» **Directions**: Identify each line below that contains the word "tener", and copy it out.

» **Raw data**:
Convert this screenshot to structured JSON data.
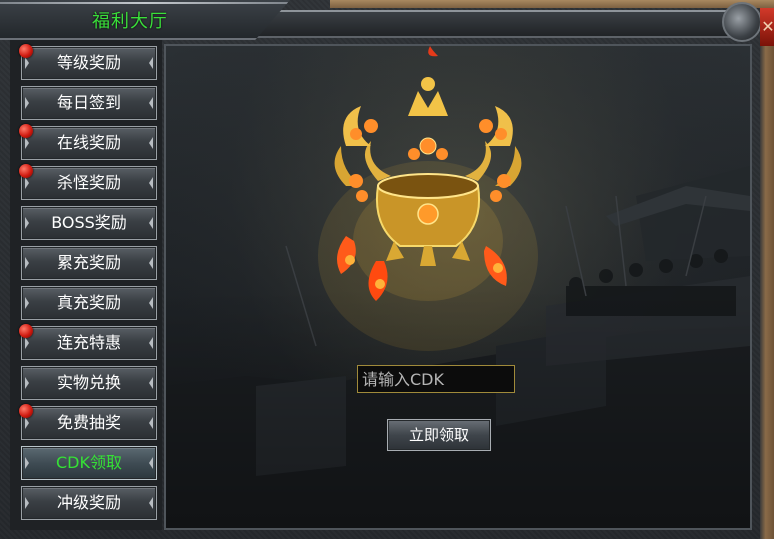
{
  "window": {
    "title": "福利大厅",
    "close_icon": "✕"
  },
  "sidebar": {
    "items": [
      {
        "label": "等级奖励",
        "has_dot": true,
        "active": false
      },
      {
        "label": "每日签到",
        "has_dot": false,
        "active": false
      },
      {
        "label": "在线奖励",
        "has_dot": true,
        "active": false
      },
      {
        "label": "杀怪奖励",
        "has_dot": true,
        "active": false
      },
      {
        "label": "BOSS奖励",
        "has_dot": false,
        "active": false
      },
      {
        "label": "累充奖励",
        "has_dot": false,
        "active": false
      },
      {
        "label": "真充奖励",
        "has_dot": false,
        "active": false
      },
      {
        "label": "连充特惠",
        "has_dot": true,
        "active": false
      },
      {
        "label": "实物兑换",
        "has_dot": false,
        "active": false
      },
      {
        "label": "免费抽奖",
        "has_dot": true,
        "active": false
      },
      {
        "label": "CDK领取",
        "has_dot": false,
        "active": true
      },
      {
        "label": "冲级奖励",
        "has_dot": false,
        "active": false
      }
    ]
  },
  "cdk": {
    "placeholder": "请输入CDK",
    "value": "",
    "claim_label": "立即领取"
  },
  "colors": {
    "title_green": "#3adf3a",
    "active_green": "#35e135",
    "dot_red": "#d01a10",
    "gold": "#e8b43a"
  }
}
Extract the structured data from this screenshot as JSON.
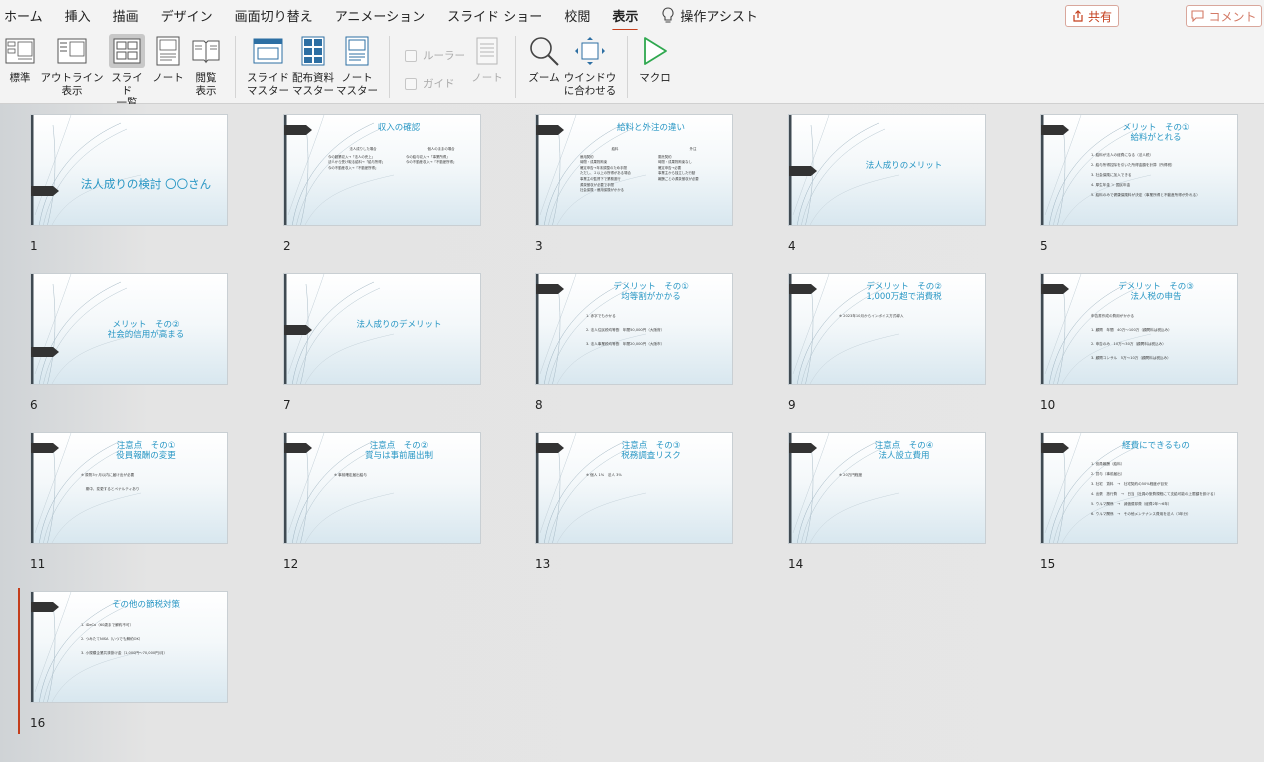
{
  "menu": [
    {
      "label": "ホーム",
      "active": false
    },
    {
      "label": "挿入",
      "active": false
    },
    {
      "label": "描画",
      "active": false
    },
    {
      "label": "デザイン",
      "active": false
    },
    {
      "label": "画面切り替え",
      "active": false
    },
    {
      "label": "アニメーション",
      "active": false
    },
    {
      "label": "スライド ショー",
      "active": false
    },
    {
      "label": "校閲",
      "active": false
    },
    {
      "label": "表示",
      "active": true
    }
  ],
  "assist_label": "操作アシスト",
  "share_label": "共有",
  "comment_label": "コメント",
  "accent_color": "#c43e1c",
  "title_color": "#2796c4",
  "ribbon": {
    "normal": [
      "標準"
    ],
    "outline": [
      "アウトライン",
      "表示"
    ],
    "sorter": [
      "スライド",
      "一覧"
    ],
    "notes_page": [
      "ノート"
    ],
    "reading": [
      "閲覧",
      "表示"
    ],
    "slide_master": [
      "スライド",
      "マスター"
    ],
    "handout_master": [
      "配布資料",
      "マスター"
    ],
    "notes_master": [
      "ノート",
      "マスター"
    ],
    "ruler": "ルーラー",
    "guides": "ガイド",
    "notes": "ノート",
    "zoom": "ズーム",
    "fit_window": [
      "ウインドウ",
      "に合わせる"
    ],
    "macro": "マクロ"
  },
  "slides": [
    {
      "num": "1",
      "title": [
        "法人成りの検討 〇〇さん"
      ],
      "layout": "title"
    },
    {
      "num": "2",
      "title": [
        "収入の確認"
      ],
      "layout": "cols",
      "left_head": "法人成りした場合",
      "right_head": "個人のままの場合",
      "left": [
        "今の副業収入→「法人の売上」",
        "法人から受け取る給料→「給与所得」",
        "今の不動産収入→「不動産所得」"
      ],
      "right": [
        "今の給与収入→「事業所得」",
        "今の不動産収入→「不動産所得」"
      ]
    },
    {
      "num": "3",
      "title": [
        "給料と外注の違い"
      ],
      "layout": "cols",
      "left_head": "給料",
      "right_head": "外注",
      "left": [
        "雇用契約",
        "時間・成果物拘束",
        "確定申告→年末調整のため手間",
        "ただし、２以上の所得がある場合",
        "事業主の監督下で業務遂行",
        "源泉徴収が必要で手間",
        "社会保険・雇用保険がかかる"
      ],
      "right": [
        "委託契約",
        "時間・成果物拘束なし",
        "確定申告→必要",
        "事業主から独立した行動",
        "報酬ごとの源泉徴収が必要"
      ]
    },
    {
      "num": "4",
      "title": [
        "法人成りのメリット"
      ],
      "layout": "center"
    },
    {
      "num": "5",
      "title": [
        "メリット　その①",
        "給料がとれる"
      ],
      "layout": "list",
      "body": [
        "1. 給料が法人の経費になる（法人税）",
        "2. 給与所得控除を引いた所得金額を計算（所得税）",
        "3. 社会保険に加入できる",
        "4. 厚生年金 ＞ 国民年金",
        "5. 給料のみで健康保険料が決定（事業所得と不動産所得が外れる）"
      ]
    },
    {
      "num": "6",
      "title": [
        "メリット　その②",
        "社会的信用が高まる"
      ],
      "layout": "center"
    },
    {
      "num": "7",
      "title": [
        "法人成りのデメリット"
      ],
      "layout": "center"
    },
    {
      "num": "8",
      "title": [
        "デメリット　その①",
        "均等割がかかる"
      ],
      "layout": "list",
      "body": [
        "1. 赤字でもかかる",
        "2. 法人住民税均等割　年間50,000円（大阪府）",
        "3. 法人事業税均等割　年間20,000円（大阪市）"
      ]
    },
    {
      "num": "9",
      "title": [
        "デメリット　その②",
        "1,000万超で消費税"
      ],
      "layout": "list",
      "body": [
        "※ 2023年10月からインボイス方式導入"
      ]
    },
    {
      "num": "10",
      "title": [
        "デメリット　その③",
        "法人税の申告"
      ],
      "layout": "list",
      "body": [
        "申告書作成の費用がかかる",
        "1. 顧問　年間　40万〜100万（顧問料は税込み）",
        "2. 申告のみ　10万〜30万（顧問料は税込み）",
        "3. 顧問コンサル　5万〜10万（顧問料は税込み）"
      ]
    },
    {
      "num": "11",
      "title": [
        "注意点　その①",
        "役員報酬の変更"
      ],
      "layout": "list",
      "body": [
        "※ 原則3ヶ月以内に届け出が必要",
        "　 期中、変更するとペナルティあり"
      ]
    },
    {
      "num": "12",
      "title": [
        "注意点　その②",
        "賞与は事前届出制"
      ],
      "layout": "list",
      "body": [
        "※ 事前確定届出給与"
      ]
    },
    {
      "num": "13",
      "title": [
        "注意点　その③",
        "税務調査リスク"
      ],
      "layout": "list",
      "body": [
        "※ 個人 1%　法人 3%"
      ]
    },
    {
      "num": "14",
      "title": [
        "注意点　その④",
        "法人設立費用"
      ],
      "layout": "list",
      "body": [
        "※ 20万円程度"
      ]
    },
    {
      "num": "15",
      "title": [
        "経費にできるもの"
      ],
      "layout": "list",
      "body": [
        "1. 役員報酬（給料）",
        "2. 賞与（事前届出）",
        "3. 社宅　賃料　→　社宅契約の50%程度が目安",
        "4. 出張　旅行費　→　日当（社員の旅費規程にて支給可能の上限額を設ける）",
        "5. ウルマ関係　→　減価償却費（経費2年〜6年）",
        "6. ウルマ関係　→　その他メンテナンス費用を法人（3年分）"
      ]
    },
    {
      "num": "16",
      "title": [
        "その他の節税対策"
      ],
      "layout": "list",
      "body": [
        "1. iDeCo（60歳まで解約不可）",
        "2. つみたてNISA（いつでも解約OK）",
        "3. 小規模企業共済掛け金（1,000円〜70,000円/月）"
      ]
    }
  ]
}
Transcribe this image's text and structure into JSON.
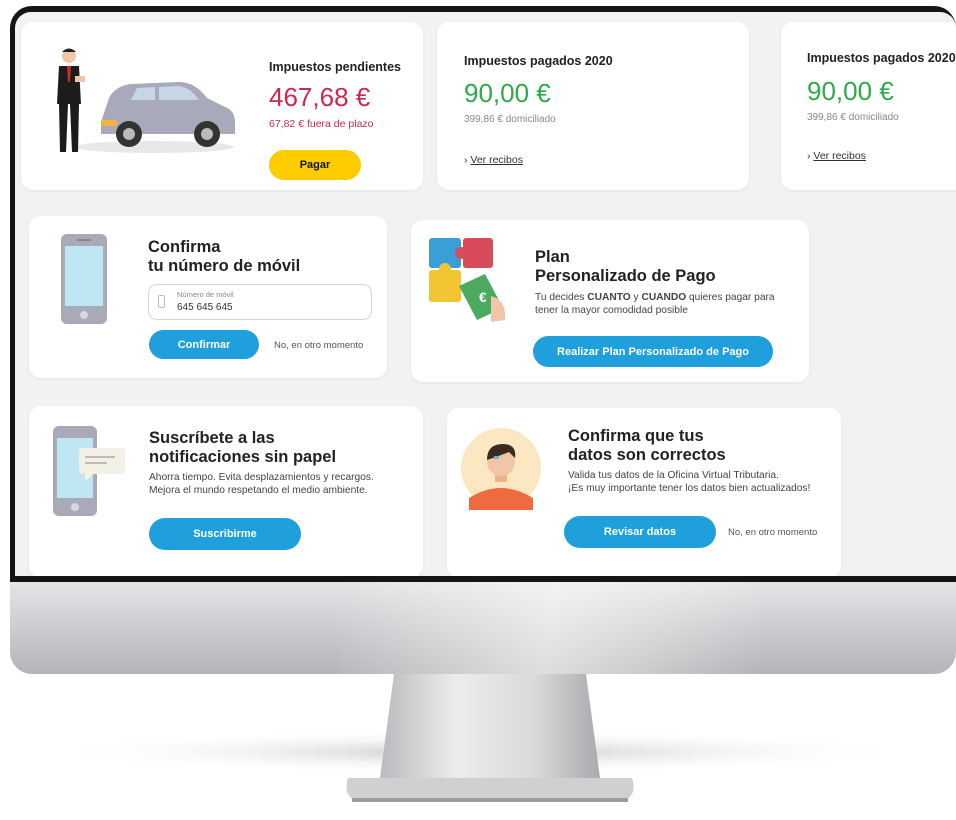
{
  "tax_cards": {
    "pending": {
      "title": "Impuestos pendientes",
      "amount": "467,68 €",
      "note": "67,82 € fuera de plazo",
      "button": "Pagar"
    },
    "paid_1": {
      "title": "Impuestos pagados 2020",
      "amount": "90,00 €",
      "note": "399,86 € domiciliado",
      "link_arrow": "›",
      "link": "Ver recibos"
    },
    "paid_2": {
      "title": "Impuestos pagados 2020",
      "amount": "90,00 €",
      "note": "399,86 € domiciliado",
      "link_arrow": "›",
      "link": "Ver recibos"
    }
  },
  "phone_card": {
    "heading_line1": "Confirma",
    "heading_line2": "tu número de móvil",
    "input_label": "Número de móvil",
    "input_value": "645 645 645",
    "confirm_button": "Confirmar",
    "later_link": "No, en otro momento"
  },
  "plan_card": {
    "heading_line1": "Plan",
    "heading_line2": "Personalizado de Pago",
    "desc_prefix": "Tu decides ",
    "desc_bold1": "CUANTO",
    "desc_mid": " y ",
    "desc_bold2": "CUANDO",
    "desc_suffix": " quieres pagar para",
    "desc_line2": "tener la mayor comodidad posible",
    "button": "Realizar Plan Personalizado de Pago",
    "euro_symbol": "€"
  },
  "subscribe_card": {
    "heading_line1": "Suscríbete a las",
    "heading_line2": "notificaciones sin papel",
    "desc_line1": "Ahorra tiempo. Evita desplazamientos y recargos.",
    "desc_line2": "Mejora el mundo respetando el medio ambiente.",
    "button": "Suscribirme"
  },
  "data_card": {
    "heading_line1": "Confirma que tus",
    "heading_line2": "datos son correctos",
    "desc_line1": "Valida tus datos de la Oficina Virtual Tributaria.",
    "desc_line2": "¡Es muy importante tener los datos bien actualizados!",
    "button": "Revisar datos",
    "later_link": "No, en otro momento"
  },
  "colors": {
    "accent_blue": "#1fa0dc",
    "accent_yellow": "#ffcc00",
    "amount_red": "#cc2a4c",
    "amount_green": "#2eaa49"
  },
  "icons": {
    "pending_illustration": "businessman-car-illustration",
    "phone_illustration": "smartphone-icon",
    "plan_illustration": "puzzle-payment-illustration",
    "subscribe_illustration": "phone-notification-icon",
    "data_illustration": "user-avatar-illustration"
  }
}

» **Complete response**:
    "desc_line2": "tener la mayor comodidad posible",
    "desc_line2": "¡Es muy importante tener los datos bien actualizados!",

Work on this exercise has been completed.